## To be done:
Collect all lines below with the string "Kick".

Begin Information given

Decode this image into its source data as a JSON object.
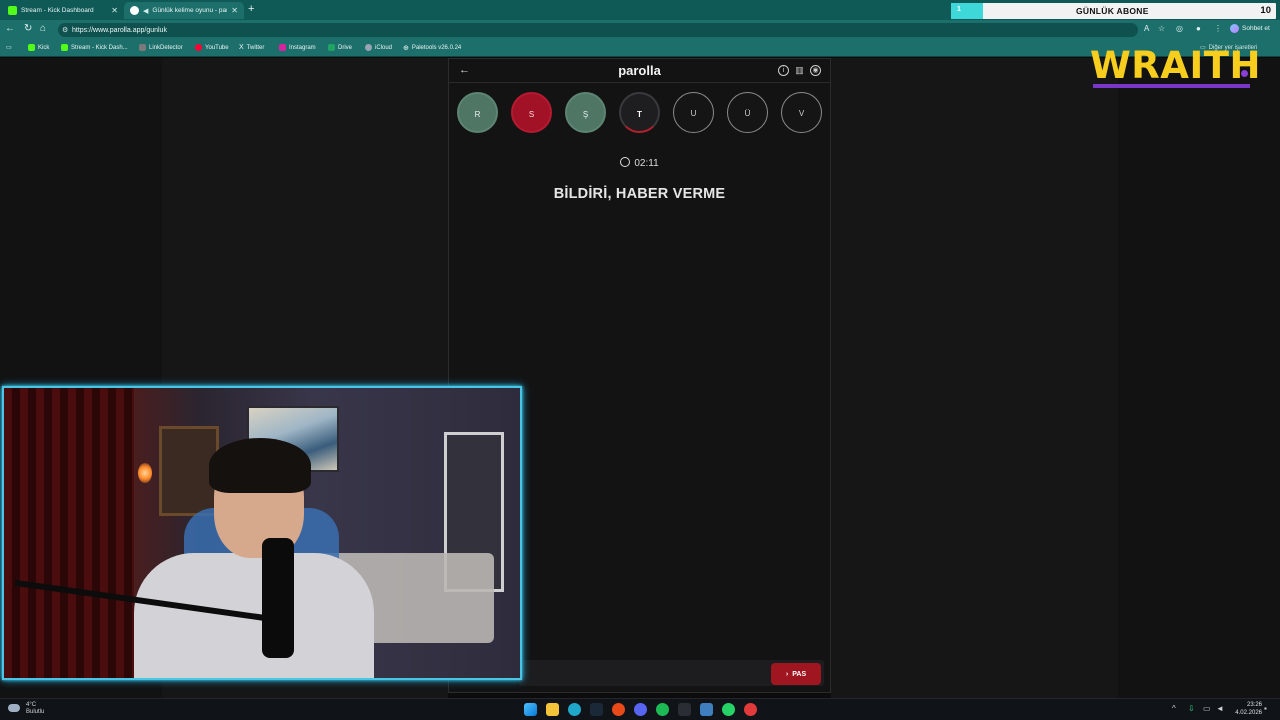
{
  "browser": {
    "tabs": [
      {
        "title": "Stream - Kick Dashboard",
        "fav_color": "#53fc18"
      },
      {
        "title": "Günlük kelime oyunu - parolla",
        "fav_color": "#ffffff"
      }
    ],
    "url": "https://www.parolla.app/gunluk",
    "chat_button": "Sohbet et",
    "other_users": "Diğer yer işaretleri",
    "bookmarks": [
      {
        "label": "Kick",
        "color": "#53fc18"
      },
      {
        "label": "Stream - Kick Dash...",
        "color": "#53fc18"
      },
      {
        "label": "LinkDetector",
        "color": "#7a7a7a"
      },
      {
        "label": "YouTube",
        "color": "#ff0033"
      },
      {
        "label": "Twitter",
        "color": "#222222"
      },
      {
        "label": "Instagram",
        "color": "#d6249f"
      },
      {
        "label": "Drive",
        "color": "#1fa463"
      },
      {
        "label": "iCloud",
        "color": "#9aa4b2"
      },
      {
        "label": "Paletools v26.0.24",
        "color": "#cfd3da"
      }
    ]
  },
  "overlay": {
    "sub_progress_value": "1",
    "sub_label": "GÜNLÜK ABONE",
    "sub_goal": "10",
    "logo": "WRAITH"
  },
  "app": {
    "title": "parolla",
    "letters": [
      {
        "char": "R",
        "state": "green"
      },
      {
        "char": "S",
        "state": "red"
      },
      {
        "char": "Ş",
        "state": "green"
      },
      {
        "char": "T",
        "state": "active"
      },
      {
        "char": "U",
        "state": "empty"
      },
      {
        "char": "Ü",
        "state": "empty"
      },
      {
        "char": "V",
        "state": "empty"
      }
    ],
    "timer": "02:11",
    "question": "BİLDİRİ, HABER VERME",
    "pass_button": "PAS"
  },
  "taskbar": {
    "weather_temp": "4°C",
    "weather_desc": "Bulutlu",
    "time": "23:26",
    "date": "4.02.2026"
  }
}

End Information given

## Output of the exercise:
        "title": "Stream - Kick Dashboard",
        "label": "Kick",
        "label": "Stream - Kick Dash...",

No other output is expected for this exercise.